-- start DATASET EXCERPTS --

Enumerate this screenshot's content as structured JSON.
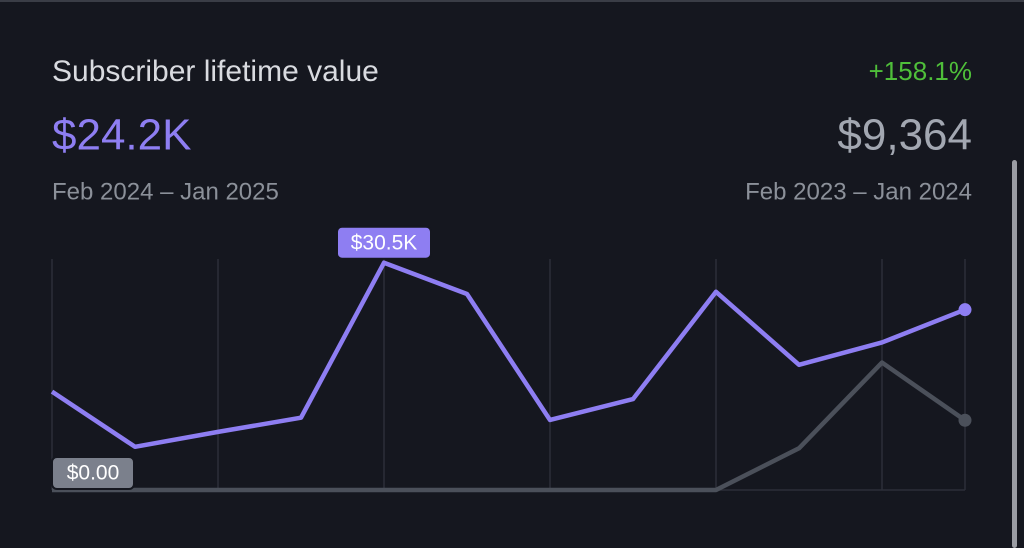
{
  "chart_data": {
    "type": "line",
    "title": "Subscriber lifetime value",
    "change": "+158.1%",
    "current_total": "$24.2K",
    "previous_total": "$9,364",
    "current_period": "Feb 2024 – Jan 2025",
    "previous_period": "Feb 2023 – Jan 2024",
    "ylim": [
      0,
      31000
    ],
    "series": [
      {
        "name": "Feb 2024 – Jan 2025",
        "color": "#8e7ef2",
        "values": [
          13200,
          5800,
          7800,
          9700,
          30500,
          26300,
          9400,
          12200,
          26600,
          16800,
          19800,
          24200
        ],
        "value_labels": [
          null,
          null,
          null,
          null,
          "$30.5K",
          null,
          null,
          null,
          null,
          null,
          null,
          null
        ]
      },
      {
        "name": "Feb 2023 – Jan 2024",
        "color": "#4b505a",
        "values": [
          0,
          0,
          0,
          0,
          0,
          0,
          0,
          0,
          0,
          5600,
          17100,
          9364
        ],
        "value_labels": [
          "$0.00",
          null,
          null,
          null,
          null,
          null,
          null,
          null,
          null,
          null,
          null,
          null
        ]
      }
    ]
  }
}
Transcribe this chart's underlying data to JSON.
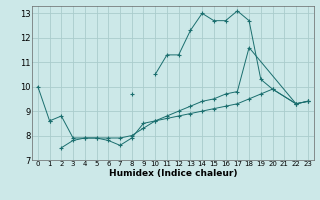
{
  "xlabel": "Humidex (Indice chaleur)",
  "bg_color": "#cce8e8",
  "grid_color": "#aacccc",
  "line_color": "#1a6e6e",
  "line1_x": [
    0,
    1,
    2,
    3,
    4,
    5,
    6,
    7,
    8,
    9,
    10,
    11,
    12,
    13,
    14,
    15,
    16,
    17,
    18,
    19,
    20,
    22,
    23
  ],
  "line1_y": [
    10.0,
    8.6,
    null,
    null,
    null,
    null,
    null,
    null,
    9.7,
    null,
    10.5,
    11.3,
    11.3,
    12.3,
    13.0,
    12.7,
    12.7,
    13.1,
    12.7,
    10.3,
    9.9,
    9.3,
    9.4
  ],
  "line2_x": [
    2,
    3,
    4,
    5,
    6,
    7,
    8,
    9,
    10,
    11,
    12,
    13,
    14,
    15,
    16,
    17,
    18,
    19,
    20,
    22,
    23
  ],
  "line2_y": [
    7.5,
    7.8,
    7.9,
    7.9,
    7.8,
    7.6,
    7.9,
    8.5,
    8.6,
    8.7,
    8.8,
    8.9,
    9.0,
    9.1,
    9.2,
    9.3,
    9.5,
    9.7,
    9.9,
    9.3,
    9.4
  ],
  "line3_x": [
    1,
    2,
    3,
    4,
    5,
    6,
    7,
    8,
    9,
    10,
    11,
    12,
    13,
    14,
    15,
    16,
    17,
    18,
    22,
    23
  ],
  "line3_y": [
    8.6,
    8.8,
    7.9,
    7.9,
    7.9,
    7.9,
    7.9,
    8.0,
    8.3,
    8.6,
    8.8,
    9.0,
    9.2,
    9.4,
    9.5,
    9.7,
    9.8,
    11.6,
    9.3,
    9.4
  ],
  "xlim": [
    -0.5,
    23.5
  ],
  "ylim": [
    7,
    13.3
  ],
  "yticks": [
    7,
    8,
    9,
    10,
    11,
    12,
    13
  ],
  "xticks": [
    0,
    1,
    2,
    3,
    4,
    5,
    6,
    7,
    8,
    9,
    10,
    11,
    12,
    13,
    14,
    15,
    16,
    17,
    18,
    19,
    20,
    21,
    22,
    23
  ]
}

-- end DATASET EXCERPTS --

**DIRECTIVE**
Locate the word "this" in the records and collect each line it appears in.

**OUTPUT BELOW**
Enumerate this screenshot's content as structured JSON.
Transcribe this chart's underlying data to JSON.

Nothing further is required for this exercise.